[START OF Listed records]

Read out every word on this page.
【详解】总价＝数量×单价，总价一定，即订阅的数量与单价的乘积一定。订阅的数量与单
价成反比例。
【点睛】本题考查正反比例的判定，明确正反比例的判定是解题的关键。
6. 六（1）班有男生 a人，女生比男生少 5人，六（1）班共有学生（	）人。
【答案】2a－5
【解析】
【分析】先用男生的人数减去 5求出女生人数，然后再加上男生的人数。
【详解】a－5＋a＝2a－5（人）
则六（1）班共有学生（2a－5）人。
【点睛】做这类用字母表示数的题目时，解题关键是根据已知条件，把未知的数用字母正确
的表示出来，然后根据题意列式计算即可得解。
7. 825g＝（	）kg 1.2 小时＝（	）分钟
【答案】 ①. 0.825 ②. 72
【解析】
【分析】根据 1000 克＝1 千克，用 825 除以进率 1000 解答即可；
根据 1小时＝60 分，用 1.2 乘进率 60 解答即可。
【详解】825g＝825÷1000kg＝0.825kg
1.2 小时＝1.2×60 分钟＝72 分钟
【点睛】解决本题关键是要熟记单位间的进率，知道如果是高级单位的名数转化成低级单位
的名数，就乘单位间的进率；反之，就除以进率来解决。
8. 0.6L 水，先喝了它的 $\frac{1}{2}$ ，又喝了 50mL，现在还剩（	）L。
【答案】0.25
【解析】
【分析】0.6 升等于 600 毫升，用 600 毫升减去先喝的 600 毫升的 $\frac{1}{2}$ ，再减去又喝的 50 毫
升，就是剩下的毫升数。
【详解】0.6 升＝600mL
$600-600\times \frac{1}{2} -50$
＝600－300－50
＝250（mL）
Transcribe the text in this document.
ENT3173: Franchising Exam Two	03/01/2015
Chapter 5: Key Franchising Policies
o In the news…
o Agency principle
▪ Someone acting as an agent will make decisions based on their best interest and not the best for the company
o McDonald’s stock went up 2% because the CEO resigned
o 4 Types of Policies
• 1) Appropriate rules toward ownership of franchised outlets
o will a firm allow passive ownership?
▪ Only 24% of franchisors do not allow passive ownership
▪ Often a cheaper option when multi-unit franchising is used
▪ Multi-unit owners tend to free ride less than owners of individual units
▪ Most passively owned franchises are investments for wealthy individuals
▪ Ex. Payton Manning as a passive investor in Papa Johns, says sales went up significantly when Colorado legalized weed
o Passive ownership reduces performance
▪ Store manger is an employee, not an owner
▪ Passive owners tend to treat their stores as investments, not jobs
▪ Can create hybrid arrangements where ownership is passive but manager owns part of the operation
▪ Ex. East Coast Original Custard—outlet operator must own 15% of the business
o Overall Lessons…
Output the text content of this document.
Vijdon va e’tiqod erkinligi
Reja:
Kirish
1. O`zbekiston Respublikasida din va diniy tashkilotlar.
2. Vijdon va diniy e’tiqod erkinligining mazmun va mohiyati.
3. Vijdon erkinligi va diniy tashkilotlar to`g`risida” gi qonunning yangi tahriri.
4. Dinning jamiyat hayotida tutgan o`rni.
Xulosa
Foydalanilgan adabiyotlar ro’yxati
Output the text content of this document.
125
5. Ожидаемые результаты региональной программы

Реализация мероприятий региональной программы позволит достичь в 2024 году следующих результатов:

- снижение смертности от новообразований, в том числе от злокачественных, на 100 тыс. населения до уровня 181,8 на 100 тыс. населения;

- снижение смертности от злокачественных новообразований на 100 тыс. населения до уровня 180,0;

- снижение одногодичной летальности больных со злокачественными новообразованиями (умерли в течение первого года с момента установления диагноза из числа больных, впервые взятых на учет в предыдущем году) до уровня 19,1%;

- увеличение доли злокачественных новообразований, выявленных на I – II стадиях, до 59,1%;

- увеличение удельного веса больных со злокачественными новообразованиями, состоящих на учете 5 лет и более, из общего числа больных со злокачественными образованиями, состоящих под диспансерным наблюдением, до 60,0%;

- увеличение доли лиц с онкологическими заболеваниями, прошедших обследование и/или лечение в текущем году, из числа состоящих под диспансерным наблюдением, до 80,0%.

[END OF Listed records]

» Exercise prompt
Pull every line containing the word "программы" out of the material and copy it.

» Problem solution
5. Ожидаемые результаты региональной программы
Реализация мероприятий региональной программы позволит достичь в 2024 году следующих результатов:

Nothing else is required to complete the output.